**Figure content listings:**
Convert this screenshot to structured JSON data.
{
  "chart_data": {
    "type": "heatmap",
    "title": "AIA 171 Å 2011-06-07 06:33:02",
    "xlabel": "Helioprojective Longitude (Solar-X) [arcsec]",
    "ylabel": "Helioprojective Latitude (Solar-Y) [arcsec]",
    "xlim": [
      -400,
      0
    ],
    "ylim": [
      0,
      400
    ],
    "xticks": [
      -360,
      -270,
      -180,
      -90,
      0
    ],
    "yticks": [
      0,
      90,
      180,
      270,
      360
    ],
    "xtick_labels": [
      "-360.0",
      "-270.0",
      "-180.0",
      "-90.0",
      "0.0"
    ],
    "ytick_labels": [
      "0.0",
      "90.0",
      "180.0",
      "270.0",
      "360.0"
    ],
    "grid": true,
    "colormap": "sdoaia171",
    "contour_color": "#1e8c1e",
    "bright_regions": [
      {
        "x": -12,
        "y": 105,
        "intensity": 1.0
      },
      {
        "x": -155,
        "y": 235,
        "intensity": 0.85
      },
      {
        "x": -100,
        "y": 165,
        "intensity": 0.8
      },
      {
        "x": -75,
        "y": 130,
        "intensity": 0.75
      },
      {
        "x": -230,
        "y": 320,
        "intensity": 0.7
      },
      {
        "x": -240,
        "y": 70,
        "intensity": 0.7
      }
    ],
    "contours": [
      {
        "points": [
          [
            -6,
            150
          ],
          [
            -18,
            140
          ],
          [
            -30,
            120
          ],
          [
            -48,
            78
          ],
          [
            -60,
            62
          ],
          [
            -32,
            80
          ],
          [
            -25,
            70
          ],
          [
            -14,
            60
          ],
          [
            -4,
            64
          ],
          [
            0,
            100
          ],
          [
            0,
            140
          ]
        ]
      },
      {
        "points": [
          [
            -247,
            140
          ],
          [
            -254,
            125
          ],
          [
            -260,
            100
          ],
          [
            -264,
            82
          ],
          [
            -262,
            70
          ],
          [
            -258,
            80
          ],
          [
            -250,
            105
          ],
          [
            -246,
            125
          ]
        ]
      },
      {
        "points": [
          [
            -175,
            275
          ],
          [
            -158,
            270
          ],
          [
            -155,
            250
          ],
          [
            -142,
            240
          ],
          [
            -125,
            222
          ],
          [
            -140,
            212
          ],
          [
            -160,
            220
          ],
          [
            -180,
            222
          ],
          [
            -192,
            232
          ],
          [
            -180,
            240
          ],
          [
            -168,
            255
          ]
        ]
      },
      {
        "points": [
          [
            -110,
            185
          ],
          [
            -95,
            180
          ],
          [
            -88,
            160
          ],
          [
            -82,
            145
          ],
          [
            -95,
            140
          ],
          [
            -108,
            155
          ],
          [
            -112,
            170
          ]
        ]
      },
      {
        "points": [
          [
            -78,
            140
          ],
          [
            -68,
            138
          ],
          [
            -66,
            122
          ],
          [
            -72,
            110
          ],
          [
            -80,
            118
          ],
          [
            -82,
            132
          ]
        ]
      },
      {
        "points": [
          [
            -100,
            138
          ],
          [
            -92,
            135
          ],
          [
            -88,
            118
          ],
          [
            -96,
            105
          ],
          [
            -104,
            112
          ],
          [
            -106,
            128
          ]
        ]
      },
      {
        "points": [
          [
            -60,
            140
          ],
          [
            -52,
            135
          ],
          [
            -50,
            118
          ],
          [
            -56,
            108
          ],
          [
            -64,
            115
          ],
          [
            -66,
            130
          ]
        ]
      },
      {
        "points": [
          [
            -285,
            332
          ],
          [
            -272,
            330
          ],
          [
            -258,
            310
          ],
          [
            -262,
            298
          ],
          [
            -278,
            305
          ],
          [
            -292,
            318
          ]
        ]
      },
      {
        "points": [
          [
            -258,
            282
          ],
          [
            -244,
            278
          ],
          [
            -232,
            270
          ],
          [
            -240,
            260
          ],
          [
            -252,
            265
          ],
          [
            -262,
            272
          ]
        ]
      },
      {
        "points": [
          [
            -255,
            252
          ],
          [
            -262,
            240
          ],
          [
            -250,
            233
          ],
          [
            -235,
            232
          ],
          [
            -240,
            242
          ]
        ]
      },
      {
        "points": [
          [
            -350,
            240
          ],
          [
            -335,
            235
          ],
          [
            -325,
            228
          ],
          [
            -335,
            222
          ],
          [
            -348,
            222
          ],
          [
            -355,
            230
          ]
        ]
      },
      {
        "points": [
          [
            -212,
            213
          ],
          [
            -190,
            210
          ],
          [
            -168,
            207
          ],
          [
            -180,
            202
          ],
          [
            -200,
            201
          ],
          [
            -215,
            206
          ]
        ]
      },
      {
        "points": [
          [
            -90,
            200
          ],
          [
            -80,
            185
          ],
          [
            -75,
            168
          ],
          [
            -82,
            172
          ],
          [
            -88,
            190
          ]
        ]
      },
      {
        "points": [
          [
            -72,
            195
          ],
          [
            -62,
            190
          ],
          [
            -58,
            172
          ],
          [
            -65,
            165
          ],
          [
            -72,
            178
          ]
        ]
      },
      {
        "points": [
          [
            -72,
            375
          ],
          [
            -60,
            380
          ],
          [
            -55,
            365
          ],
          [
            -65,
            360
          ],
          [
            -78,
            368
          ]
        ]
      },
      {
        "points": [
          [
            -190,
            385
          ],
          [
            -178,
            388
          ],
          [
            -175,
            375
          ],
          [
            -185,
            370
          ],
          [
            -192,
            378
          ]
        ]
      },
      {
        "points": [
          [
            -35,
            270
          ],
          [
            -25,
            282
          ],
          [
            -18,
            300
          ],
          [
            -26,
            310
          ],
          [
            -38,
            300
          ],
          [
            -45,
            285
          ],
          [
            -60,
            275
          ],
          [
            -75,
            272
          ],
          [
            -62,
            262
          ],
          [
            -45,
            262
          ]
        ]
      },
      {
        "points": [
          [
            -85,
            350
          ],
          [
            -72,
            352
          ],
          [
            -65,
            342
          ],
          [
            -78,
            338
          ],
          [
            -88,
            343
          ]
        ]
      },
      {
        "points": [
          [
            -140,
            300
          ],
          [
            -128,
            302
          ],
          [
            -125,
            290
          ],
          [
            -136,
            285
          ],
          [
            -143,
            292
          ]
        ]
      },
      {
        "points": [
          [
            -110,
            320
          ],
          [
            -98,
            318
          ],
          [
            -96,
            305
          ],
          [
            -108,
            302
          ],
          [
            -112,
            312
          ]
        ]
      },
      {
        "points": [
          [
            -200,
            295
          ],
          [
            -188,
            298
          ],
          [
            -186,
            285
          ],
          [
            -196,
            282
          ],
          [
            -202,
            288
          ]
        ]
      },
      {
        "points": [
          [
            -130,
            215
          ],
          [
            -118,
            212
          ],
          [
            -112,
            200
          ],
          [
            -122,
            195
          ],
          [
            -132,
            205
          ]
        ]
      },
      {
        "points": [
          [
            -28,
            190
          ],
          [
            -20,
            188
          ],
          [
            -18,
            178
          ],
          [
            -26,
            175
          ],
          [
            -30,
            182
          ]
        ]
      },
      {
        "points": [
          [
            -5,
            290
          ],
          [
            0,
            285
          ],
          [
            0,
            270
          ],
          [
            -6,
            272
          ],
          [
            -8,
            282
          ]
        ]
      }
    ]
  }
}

**Challenge:** Gather up every line from the listing above in which the word "arcsec" occurs.

**Response for this exercise:**
    "xlabel": "Helioprojective Longitude (Solar-X) [arcsec]",
    "ylabel": "Helioprojective Latitude (Solar-Y) [arcsec]",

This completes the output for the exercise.